| Text passage |

§

A trip to St. Colomb Falls overturns Lizzie's understanding of Amanda's stalker. Xavier Lynch, Amanda's uncle, explains that Amanda's father, William, died 12 years earlier. Amanda killed him with a straight razor after finding him attacking Carolyn in a bathroom; Carolyn was already dead. Amanda, a juvenile, was not prosecuted. Yet she wrote about both her father and Carolyn as if they were alive, describing recent visits and phone calls in her journals. Lizzie concludes Amanda had delusional disorder, maintaining false beliefs while functioning normally in daily life.
A devastating detail then surfaces in the investigation file: Amanda's personal effects include one silver earring identical to one Lizzie found in Sam's messenger bag. The party occurred on a Thursday, the night Sam usually plays basketball. His game was canceled, and he spent the evening drinking at a bar with no alibi for the hours when Amanda was killed. Sam admits he has a fragmentary memory of sitting on a bench near Amanda's street and shows Lizzie a brown streak on his sneaker that could be blood.
The breakthrough comes when Sarah mentions that Maude knew about the murder weapon the morning after Amanda died, before police had interviewed her. Maude confesses she was inside the house that night. At the party, she had pieced together that Zach was behind the data breach at Brooklyn Country Day, the school Case attends. That breach led hackers to blackmail Maude's teenage daughter, Sophia, into performing sexual acts on camera. Enraged, Maude went to Zach's house using a spare key and was hiding in his office closet when Amanda came home. Maude heard screaming and a struggle on the stairs. By the time she reached Amanda, a large man in dark clothes, a ski mask, and red sneakers was fleeing. The figure was much taller than Zach. Maude attempted CPR but panicked and fled without calling 911.
Lizzie identifies the killer through converging evidence. A secretary at Young & Crane mentions that Kerry Tanner, Sarah Novak's husband, was fired by Paul for stalking female employees. A florist confirms Kerry bought the anonymous flowers left at Amanda's door. Sarah unknowingly supplies the final detail: Kerry wears red high-top sneakers.

§

| Collected data |
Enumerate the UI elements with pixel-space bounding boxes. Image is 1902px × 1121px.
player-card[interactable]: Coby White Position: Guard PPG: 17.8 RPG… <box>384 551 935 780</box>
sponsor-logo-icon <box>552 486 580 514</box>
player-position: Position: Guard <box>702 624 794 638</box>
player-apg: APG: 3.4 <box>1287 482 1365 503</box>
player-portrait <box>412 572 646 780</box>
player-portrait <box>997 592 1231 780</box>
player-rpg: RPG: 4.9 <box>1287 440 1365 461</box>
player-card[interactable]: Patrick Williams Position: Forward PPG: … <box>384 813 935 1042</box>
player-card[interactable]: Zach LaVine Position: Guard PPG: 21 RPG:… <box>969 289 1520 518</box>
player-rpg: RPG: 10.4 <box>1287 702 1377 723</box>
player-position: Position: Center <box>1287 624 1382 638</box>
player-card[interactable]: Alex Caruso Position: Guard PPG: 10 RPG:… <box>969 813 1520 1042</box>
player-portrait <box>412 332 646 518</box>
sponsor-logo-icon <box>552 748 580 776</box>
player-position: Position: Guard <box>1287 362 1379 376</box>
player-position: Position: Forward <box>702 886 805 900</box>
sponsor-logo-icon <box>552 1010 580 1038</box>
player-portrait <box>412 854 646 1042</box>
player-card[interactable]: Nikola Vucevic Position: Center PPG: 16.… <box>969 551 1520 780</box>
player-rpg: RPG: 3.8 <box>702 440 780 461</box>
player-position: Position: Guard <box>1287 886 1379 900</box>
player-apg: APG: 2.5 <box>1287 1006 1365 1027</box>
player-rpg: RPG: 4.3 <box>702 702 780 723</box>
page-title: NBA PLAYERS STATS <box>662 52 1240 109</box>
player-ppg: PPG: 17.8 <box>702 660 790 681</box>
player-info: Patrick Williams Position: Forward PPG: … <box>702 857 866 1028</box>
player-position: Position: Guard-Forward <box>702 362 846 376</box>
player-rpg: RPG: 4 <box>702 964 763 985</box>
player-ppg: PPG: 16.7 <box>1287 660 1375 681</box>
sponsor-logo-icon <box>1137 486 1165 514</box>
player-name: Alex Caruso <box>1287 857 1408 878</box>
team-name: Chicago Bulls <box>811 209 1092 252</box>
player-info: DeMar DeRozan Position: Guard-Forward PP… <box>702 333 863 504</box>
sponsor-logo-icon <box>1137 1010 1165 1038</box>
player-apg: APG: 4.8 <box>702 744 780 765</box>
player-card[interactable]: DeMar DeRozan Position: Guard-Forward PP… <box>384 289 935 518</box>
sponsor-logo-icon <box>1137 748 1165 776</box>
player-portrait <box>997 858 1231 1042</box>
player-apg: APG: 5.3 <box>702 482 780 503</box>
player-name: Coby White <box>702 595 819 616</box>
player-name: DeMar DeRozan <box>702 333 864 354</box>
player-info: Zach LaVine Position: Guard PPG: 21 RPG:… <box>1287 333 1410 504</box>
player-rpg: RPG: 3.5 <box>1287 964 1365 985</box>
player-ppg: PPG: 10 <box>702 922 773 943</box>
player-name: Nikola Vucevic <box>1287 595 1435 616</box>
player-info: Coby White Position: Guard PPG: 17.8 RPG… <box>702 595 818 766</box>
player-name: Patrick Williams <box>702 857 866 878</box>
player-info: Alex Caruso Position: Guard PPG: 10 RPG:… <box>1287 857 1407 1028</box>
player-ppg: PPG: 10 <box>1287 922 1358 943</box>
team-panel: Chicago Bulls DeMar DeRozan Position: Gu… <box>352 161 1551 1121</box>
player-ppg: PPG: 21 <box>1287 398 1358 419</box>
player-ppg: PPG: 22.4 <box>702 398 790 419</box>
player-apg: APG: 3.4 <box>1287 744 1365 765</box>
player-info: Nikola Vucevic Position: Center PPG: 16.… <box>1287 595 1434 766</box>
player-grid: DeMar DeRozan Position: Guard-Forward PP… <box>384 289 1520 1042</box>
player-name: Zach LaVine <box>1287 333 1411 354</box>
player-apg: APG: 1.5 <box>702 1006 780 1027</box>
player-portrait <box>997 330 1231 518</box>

§

| Work instruction A |
For each statement, state whether the summary of the murder investigation agrees with it, answering yes or no and quoting the words that decide it: (i) Amanda was prosecuted for killing her father. (ii) Sam's basketball game was canceled on the night of the party. (iii) Maude called 911 after finding Amanda.
| Work instruction B |
In one to three sentences, explain why, according to the summary of the murder investigation, Maude went to Zach's house on the night Amanda was killed.
The records come from a source other than the summary of the murder investigation.

| Written answer A |
(i) No: "Amanda, a juvenile, was not prosecuted."
(ii) Yes: "His game was canceled"
(iii) No: "Maude attempted CPR but panicked and fled without calling 911."

| Written answer B |
At the party, Maude had pieced together that Zach was behind the data breach at Brooklyn Country Day. That breach led hackers to blackmail her teenage daughter, Sophia, into performing sexual acts on camera, and Maude was enraged.